Extracted records

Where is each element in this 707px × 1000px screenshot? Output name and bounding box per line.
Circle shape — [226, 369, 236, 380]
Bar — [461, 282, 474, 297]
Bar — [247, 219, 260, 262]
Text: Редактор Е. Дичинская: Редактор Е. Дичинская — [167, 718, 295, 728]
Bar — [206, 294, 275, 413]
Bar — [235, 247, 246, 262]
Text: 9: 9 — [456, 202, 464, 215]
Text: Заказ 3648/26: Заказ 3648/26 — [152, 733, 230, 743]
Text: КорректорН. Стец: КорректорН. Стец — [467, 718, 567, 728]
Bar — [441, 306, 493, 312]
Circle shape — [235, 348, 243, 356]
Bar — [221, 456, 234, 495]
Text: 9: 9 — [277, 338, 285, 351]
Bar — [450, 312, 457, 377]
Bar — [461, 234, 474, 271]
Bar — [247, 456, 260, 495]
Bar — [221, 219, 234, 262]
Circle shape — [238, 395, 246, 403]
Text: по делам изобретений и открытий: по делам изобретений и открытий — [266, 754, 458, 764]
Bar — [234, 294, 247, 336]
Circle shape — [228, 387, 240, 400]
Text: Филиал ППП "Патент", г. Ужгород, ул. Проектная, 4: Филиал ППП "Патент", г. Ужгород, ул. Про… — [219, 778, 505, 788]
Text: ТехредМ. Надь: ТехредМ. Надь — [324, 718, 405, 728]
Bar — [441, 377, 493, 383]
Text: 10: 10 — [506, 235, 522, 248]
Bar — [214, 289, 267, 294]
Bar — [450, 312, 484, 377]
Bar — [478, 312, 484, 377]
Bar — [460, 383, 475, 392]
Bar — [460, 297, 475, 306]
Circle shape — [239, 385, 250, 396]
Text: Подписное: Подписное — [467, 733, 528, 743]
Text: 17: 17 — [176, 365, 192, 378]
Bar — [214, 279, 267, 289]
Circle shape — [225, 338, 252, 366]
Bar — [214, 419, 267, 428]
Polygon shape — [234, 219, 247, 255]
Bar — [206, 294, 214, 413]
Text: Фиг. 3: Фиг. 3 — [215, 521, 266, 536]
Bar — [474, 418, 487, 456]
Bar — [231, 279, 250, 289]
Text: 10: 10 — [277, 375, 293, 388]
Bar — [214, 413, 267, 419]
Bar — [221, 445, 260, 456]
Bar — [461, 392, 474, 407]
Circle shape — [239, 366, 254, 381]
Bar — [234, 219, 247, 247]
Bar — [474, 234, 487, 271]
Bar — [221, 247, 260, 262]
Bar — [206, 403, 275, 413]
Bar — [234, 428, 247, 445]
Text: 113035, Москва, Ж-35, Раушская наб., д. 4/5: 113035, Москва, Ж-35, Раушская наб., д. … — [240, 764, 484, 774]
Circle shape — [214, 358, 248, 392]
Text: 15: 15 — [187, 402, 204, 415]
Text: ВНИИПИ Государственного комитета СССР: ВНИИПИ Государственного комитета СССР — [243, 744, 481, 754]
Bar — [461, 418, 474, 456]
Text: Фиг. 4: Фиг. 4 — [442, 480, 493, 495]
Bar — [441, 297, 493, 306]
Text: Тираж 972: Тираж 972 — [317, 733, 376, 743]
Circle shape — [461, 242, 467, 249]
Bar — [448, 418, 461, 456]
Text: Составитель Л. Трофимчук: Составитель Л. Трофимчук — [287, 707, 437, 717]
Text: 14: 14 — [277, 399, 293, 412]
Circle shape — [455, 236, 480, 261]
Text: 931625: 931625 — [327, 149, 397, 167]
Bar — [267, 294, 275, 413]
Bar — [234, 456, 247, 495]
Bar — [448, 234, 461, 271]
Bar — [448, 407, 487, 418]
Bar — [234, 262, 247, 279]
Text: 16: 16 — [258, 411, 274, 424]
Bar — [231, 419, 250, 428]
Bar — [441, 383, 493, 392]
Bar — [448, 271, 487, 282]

**REQUEST**
Switch "Bar" to "Rectangle" in the records from the first line through the line containing "Text: Редактор Е.", leaving everything else unchanged. Return only those lines.

**SOLUTION FOR THIS PROBLEM**
Where is each element in this 707px × 1000px screenshot? Output name and bounding box per line.
Circle shape — [226, 369, 236, 380]
Rectangle — [461, 282, 474, 297]
Rectangle — [247, 219, 260, 262]
Text: Редактор Е. Дичинская: Редактор Е. Дичинская — [167, 718, 295, 728]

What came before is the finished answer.